## The request
Within the records that follow, find every line containing the string "this". Copy those lines.

## Records about charts and figures
○ ○ ○ ○

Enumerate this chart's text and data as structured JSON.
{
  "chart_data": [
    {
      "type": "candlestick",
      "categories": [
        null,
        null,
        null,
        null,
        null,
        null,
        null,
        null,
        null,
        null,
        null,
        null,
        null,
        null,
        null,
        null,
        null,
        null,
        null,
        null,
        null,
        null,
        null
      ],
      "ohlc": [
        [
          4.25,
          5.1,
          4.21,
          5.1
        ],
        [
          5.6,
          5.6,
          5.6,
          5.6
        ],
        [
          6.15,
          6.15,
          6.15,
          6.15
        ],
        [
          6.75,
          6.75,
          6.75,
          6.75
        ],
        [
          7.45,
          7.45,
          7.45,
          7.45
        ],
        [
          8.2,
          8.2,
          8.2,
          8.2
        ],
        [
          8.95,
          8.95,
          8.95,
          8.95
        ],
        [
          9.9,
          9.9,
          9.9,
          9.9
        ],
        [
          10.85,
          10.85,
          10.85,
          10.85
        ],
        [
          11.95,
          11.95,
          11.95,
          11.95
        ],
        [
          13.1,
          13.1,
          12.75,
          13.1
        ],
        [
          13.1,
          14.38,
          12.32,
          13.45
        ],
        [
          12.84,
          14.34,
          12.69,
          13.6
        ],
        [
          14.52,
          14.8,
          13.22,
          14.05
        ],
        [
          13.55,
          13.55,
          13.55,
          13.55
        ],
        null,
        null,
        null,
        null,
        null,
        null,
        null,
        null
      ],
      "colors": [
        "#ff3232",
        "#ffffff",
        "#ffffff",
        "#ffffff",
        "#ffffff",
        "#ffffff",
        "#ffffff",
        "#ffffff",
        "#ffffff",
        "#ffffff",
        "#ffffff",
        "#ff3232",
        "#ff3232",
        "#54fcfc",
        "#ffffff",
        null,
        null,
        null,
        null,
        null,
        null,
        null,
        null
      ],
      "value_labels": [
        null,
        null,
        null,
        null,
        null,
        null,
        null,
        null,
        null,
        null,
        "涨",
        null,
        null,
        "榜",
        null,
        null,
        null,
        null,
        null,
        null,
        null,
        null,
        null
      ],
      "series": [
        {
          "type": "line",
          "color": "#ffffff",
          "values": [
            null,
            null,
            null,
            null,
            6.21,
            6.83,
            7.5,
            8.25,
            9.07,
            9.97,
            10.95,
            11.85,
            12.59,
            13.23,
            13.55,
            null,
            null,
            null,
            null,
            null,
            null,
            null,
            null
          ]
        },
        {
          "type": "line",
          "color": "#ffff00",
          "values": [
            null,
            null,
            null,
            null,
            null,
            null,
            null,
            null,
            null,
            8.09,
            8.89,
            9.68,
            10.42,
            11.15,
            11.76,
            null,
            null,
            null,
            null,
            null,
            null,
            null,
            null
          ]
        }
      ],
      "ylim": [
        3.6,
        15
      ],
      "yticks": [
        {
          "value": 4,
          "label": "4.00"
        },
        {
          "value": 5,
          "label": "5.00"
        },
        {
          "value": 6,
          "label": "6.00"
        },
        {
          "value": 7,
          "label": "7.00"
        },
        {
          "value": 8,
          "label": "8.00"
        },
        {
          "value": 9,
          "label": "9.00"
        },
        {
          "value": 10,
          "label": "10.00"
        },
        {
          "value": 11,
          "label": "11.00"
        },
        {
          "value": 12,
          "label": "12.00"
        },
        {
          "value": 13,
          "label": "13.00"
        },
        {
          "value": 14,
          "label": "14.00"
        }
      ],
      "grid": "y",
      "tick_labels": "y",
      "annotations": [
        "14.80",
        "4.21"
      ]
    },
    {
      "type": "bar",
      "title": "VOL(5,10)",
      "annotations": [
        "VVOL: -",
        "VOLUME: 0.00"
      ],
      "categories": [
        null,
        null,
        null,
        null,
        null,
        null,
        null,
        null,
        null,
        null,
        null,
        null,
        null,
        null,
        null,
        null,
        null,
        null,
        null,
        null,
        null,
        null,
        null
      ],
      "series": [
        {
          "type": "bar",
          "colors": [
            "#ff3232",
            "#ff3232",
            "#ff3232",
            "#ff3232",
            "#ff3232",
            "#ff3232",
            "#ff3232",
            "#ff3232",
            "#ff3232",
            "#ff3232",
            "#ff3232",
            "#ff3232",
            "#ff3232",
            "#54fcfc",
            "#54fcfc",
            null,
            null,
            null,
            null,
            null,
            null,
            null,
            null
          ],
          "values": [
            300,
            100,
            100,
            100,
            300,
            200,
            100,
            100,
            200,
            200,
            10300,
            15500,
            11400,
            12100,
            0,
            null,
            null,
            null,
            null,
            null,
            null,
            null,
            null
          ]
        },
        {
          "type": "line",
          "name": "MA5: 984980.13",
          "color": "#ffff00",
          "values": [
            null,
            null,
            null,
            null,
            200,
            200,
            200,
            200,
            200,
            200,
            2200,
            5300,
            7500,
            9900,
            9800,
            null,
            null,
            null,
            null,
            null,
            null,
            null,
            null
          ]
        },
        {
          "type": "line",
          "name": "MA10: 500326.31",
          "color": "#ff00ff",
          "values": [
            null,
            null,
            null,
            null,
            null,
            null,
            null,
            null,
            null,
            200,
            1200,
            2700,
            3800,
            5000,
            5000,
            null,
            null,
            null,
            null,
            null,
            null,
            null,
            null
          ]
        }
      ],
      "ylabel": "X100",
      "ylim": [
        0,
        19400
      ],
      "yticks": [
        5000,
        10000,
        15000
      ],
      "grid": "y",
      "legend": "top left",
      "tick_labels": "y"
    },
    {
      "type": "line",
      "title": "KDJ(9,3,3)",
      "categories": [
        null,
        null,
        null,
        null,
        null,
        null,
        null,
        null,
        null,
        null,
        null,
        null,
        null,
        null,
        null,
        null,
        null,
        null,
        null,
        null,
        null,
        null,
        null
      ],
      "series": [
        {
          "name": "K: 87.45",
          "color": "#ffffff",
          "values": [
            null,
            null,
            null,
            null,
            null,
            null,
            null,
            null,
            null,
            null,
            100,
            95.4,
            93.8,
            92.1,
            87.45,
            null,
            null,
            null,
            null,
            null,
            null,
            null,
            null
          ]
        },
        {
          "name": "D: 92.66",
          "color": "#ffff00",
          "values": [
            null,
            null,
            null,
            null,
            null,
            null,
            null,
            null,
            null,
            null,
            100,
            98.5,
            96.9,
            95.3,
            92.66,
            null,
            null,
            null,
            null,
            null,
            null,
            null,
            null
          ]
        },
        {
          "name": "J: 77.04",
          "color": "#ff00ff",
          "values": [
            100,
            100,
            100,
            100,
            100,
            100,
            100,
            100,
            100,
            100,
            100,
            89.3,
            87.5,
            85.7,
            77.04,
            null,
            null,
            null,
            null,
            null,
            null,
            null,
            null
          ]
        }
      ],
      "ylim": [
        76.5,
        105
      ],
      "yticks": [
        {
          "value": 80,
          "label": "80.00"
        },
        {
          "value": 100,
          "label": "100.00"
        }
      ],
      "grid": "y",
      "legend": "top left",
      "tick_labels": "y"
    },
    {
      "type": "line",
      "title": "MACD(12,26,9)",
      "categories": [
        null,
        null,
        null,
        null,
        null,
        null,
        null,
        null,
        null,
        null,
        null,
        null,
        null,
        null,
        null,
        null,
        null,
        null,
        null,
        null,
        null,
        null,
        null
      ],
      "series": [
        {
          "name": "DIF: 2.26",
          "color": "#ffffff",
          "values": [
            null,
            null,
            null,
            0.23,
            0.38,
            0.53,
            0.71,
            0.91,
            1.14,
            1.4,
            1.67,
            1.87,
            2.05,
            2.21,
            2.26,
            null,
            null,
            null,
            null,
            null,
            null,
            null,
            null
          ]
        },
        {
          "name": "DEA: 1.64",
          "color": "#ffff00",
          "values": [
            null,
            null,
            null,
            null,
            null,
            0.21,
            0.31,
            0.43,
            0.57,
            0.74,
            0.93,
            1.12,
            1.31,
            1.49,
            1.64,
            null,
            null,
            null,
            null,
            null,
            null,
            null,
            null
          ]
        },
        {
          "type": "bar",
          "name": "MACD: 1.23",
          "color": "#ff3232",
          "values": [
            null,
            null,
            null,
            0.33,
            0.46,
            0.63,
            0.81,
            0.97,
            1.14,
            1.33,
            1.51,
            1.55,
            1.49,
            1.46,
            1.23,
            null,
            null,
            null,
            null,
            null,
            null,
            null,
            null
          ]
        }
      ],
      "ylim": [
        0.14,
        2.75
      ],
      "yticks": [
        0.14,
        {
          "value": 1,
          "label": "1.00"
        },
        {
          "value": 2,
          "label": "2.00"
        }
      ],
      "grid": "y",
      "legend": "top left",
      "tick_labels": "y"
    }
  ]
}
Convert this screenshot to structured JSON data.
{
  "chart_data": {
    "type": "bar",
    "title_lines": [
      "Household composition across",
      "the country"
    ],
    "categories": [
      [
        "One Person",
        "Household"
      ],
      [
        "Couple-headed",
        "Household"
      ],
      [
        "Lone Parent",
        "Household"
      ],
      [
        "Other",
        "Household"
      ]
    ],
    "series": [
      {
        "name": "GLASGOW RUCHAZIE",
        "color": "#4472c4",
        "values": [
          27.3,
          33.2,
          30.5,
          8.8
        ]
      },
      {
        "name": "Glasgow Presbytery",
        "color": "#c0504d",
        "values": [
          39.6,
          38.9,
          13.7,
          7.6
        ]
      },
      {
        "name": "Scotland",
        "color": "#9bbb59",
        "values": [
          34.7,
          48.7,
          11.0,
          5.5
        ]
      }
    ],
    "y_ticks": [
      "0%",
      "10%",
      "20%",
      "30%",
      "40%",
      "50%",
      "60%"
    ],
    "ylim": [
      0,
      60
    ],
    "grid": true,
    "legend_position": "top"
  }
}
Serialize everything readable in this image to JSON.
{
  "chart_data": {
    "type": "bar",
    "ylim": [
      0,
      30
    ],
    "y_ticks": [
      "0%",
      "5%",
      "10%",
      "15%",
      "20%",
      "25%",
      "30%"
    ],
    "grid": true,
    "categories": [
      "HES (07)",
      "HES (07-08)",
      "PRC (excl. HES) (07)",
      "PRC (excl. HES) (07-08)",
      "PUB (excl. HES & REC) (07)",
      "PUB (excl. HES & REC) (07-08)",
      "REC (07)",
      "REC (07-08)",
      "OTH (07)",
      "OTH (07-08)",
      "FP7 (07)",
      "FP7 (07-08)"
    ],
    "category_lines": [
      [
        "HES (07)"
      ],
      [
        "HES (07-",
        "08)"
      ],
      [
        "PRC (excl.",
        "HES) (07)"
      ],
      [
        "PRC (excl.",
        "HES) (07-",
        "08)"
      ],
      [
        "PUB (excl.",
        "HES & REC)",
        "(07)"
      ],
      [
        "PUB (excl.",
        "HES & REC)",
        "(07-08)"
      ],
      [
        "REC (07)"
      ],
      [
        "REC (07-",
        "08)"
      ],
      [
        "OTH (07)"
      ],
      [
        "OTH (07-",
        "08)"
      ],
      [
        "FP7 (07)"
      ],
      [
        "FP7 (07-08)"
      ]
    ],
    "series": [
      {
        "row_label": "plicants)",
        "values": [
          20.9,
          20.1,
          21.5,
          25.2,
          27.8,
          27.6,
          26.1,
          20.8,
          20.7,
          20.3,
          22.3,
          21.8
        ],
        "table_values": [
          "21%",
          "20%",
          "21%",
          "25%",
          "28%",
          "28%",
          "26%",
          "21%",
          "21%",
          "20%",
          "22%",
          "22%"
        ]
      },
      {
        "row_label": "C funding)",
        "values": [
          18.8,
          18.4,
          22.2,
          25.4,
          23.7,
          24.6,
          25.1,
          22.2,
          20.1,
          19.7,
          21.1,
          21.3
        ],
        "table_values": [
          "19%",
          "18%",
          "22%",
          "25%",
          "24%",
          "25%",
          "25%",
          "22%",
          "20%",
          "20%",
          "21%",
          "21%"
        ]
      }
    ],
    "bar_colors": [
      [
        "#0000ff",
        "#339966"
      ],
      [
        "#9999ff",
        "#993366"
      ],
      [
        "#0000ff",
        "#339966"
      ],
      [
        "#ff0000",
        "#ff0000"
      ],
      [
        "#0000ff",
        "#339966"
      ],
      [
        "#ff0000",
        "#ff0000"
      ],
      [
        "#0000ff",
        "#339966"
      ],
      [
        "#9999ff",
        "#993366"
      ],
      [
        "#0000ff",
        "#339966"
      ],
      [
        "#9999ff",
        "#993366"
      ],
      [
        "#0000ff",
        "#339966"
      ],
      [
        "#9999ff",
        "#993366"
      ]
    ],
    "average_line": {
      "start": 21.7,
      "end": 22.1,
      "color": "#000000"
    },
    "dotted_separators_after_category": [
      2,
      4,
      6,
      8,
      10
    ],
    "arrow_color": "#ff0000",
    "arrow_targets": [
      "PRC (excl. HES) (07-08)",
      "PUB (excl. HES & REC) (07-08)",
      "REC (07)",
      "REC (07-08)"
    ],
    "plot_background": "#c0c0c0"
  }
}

○ ○ ○ ○

## Completed exercise
Enumerate this chart's text and data as structured JSON.
Convert this screenshot to structured JSON data.
Serialize everything readable in this image to JSON.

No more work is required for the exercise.